PROVIDED DATA »
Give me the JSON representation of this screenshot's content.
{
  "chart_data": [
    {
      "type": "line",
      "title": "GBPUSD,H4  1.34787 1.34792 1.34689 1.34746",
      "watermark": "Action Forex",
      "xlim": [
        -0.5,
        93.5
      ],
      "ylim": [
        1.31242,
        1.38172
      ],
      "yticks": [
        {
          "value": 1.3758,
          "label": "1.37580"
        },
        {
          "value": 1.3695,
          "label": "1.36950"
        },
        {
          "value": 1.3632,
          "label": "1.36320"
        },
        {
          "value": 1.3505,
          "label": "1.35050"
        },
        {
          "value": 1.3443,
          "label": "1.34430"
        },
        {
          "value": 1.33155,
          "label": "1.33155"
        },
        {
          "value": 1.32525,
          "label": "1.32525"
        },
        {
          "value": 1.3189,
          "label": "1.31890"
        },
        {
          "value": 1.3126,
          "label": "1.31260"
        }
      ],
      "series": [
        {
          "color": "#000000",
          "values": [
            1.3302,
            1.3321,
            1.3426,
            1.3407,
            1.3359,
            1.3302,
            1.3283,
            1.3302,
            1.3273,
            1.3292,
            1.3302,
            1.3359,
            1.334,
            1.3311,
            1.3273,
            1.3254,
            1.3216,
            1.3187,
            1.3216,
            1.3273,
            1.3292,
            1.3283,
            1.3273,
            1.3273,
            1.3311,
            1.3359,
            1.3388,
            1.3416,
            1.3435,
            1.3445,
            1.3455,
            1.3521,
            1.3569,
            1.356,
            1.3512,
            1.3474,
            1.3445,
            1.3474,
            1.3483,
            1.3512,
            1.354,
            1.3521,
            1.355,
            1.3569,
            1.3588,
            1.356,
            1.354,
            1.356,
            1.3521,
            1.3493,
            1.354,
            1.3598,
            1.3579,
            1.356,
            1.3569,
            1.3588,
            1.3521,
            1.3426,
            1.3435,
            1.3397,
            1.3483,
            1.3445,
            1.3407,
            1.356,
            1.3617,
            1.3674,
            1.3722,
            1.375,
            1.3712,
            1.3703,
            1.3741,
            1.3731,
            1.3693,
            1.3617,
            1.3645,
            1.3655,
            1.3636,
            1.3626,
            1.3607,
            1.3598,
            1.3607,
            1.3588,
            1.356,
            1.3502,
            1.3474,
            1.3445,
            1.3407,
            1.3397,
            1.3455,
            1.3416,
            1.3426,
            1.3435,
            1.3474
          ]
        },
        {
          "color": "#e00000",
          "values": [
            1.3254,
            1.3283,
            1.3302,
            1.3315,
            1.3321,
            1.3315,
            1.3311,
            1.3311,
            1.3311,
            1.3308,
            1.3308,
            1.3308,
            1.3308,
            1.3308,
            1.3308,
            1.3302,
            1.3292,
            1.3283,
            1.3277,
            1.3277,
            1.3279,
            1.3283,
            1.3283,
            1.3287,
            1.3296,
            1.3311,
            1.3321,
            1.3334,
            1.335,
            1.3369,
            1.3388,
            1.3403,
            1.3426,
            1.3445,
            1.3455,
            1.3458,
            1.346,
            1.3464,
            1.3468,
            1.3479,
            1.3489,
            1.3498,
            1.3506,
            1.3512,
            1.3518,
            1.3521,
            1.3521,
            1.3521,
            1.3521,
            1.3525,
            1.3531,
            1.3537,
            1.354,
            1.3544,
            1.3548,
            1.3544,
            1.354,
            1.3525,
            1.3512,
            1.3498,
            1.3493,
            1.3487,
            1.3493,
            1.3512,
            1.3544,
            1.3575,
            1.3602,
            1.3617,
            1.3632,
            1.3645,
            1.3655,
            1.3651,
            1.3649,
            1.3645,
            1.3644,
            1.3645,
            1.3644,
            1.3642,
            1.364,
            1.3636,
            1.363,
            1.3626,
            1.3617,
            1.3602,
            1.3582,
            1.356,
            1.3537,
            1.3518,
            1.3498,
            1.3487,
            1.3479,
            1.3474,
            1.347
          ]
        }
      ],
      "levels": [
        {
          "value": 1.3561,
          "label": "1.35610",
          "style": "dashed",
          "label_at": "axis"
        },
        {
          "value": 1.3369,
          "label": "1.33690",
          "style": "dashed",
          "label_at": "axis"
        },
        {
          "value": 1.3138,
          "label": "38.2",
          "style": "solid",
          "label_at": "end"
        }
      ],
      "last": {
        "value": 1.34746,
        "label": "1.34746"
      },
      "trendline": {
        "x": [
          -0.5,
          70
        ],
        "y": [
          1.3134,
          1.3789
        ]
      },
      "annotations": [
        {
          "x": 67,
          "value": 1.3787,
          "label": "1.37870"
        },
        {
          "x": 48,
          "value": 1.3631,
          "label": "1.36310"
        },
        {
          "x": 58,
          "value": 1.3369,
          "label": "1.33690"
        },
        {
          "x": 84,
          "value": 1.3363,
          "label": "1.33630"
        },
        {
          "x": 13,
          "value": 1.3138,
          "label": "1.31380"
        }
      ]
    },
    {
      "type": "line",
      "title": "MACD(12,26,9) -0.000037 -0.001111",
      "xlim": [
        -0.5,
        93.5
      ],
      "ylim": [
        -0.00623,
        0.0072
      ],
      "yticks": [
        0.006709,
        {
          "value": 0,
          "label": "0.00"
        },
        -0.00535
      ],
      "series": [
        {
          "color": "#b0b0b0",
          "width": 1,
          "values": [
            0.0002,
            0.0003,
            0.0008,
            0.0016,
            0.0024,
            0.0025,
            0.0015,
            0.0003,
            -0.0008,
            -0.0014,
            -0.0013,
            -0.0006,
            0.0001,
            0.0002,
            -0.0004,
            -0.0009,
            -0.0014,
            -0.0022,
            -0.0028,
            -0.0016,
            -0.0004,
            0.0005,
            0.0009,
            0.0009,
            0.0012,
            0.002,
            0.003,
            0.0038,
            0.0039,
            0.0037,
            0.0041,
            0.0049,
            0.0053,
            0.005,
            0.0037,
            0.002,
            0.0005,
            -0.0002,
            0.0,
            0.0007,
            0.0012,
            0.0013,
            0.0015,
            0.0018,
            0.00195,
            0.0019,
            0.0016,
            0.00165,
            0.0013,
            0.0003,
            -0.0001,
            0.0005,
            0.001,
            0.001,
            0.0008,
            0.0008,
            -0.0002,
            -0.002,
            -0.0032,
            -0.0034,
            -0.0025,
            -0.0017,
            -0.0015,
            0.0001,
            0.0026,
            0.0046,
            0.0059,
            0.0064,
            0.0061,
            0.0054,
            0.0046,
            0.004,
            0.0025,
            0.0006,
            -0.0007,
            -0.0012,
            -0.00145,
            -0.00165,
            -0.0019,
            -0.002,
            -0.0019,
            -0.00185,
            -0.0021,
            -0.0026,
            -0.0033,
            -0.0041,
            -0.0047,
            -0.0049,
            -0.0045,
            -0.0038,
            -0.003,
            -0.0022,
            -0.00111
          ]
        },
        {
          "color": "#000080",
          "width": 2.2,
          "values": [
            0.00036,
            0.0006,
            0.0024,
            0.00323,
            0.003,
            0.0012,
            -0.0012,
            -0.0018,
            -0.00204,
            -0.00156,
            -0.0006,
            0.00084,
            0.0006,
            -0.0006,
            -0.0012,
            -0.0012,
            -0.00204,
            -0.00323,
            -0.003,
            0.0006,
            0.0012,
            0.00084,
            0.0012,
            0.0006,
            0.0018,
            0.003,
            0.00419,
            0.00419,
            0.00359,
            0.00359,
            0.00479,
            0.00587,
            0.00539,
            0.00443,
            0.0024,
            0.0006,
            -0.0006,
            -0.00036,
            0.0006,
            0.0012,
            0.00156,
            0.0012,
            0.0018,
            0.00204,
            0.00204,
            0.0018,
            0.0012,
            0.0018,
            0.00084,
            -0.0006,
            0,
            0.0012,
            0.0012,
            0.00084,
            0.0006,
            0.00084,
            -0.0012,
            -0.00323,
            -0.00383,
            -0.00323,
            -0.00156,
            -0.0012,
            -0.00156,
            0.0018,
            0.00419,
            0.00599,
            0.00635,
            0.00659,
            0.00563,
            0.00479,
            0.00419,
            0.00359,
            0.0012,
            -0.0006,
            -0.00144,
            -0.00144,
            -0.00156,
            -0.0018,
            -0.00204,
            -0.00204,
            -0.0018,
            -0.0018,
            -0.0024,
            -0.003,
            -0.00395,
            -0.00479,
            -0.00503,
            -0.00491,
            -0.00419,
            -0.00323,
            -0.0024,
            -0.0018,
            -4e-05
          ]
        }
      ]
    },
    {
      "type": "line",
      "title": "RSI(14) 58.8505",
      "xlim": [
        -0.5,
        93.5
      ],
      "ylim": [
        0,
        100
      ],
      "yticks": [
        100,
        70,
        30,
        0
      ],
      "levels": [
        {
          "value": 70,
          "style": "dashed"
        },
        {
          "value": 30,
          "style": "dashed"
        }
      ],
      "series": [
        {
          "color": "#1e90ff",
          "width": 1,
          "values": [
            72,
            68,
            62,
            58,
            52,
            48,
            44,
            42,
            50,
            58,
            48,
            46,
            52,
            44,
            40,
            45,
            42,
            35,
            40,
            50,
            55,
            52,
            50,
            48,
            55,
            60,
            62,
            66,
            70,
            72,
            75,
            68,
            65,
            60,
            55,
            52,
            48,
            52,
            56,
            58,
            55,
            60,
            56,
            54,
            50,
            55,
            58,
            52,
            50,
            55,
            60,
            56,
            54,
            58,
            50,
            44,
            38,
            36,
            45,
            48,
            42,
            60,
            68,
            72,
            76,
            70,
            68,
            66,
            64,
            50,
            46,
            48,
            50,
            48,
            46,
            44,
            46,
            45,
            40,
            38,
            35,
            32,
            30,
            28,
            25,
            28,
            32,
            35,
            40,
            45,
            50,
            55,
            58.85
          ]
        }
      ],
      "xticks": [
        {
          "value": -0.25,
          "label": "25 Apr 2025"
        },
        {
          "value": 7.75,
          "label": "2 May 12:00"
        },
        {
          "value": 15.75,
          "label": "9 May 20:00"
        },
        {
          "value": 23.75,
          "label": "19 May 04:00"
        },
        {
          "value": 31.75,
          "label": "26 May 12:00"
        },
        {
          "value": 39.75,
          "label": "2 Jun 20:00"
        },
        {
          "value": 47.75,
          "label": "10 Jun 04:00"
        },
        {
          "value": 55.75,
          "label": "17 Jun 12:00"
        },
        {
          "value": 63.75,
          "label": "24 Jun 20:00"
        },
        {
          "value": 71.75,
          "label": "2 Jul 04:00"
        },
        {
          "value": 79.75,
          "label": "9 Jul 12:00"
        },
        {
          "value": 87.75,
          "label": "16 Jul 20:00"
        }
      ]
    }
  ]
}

WRITTEN TASK »
Collect from the data above every line that includes "color".

FINAL RESULT »
          "color": "#000000",
          "color": "#e00000",
          "color": "#b0b0b0",
          "color": "#000080",
          "color": "#1e90ff",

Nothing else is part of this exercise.